[begin Provided data]

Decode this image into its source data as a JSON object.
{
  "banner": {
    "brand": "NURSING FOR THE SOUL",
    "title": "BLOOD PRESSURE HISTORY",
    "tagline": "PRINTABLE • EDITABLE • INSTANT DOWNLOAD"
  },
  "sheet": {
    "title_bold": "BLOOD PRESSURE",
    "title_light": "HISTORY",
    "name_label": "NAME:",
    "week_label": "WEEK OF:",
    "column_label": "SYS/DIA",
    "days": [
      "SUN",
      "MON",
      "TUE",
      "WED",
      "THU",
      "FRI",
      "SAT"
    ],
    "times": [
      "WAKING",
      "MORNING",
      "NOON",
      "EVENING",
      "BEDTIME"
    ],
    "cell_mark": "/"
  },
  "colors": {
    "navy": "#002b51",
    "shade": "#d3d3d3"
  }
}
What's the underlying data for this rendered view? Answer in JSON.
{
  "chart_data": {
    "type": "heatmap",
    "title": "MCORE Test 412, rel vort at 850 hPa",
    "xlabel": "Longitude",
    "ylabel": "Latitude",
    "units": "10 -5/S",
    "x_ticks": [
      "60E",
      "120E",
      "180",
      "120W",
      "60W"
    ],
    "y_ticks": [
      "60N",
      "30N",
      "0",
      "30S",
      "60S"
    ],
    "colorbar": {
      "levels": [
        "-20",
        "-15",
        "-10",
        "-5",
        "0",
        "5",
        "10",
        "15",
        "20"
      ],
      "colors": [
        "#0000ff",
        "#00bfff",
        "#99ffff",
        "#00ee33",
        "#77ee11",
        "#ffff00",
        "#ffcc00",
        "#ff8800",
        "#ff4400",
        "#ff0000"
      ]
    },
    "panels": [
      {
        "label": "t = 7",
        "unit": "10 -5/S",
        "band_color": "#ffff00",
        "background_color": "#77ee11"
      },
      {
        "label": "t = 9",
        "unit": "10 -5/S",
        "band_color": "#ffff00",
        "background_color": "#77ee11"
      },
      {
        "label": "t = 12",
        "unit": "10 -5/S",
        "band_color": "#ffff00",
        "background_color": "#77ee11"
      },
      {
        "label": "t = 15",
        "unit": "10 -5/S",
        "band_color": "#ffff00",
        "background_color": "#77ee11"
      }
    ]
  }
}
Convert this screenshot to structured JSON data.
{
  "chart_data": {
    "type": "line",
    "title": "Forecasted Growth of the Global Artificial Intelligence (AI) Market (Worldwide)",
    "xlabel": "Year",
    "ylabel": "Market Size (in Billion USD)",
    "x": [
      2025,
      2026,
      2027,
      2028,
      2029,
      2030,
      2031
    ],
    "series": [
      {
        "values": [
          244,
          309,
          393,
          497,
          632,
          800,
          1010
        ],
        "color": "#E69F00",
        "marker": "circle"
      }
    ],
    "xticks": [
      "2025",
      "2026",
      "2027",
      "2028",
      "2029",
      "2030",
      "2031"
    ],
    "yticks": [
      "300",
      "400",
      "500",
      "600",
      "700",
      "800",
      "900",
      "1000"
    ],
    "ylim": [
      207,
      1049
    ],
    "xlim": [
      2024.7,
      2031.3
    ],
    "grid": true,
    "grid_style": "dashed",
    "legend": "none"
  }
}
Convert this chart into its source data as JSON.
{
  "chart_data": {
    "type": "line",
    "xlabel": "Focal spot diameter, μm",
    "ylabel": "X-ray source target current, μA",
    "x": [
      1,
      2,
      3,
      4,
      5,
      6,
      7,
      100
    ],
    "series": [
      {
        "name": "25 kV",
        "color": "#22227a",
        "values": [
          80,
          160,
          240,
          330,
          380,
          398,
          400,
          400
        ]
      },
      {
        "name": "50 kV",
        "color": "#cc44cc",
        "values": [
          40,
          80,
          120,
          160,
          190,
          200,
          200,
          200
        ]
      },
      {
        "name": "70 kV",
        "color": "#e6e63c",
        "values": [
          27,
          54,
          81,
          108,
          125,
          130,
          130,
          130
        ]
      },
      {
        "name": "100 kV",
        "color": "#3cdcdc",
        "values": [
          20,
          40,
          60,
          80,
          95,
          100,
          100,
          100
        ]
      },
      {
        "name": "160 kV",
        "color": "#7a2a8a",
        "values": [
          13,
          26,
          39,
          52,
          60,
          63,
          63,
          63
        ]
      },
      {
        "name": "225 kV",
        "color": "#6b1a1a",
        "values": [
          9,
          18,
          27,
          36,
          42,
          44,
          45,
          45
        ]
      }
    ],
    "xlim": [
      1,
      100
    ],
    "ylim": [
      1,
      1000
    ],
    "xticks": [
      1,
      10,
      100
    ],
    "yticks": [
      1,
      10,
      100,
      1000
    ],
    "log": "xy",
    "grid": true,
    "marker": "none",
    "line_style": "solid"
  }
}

[end Provided data]

§ Direction
In the entries above, locate every line with the word "into" and copy it.

§ Exercise answer
Decode this image into its source data as a JSON object.
Convert this chart into its source data as JSON.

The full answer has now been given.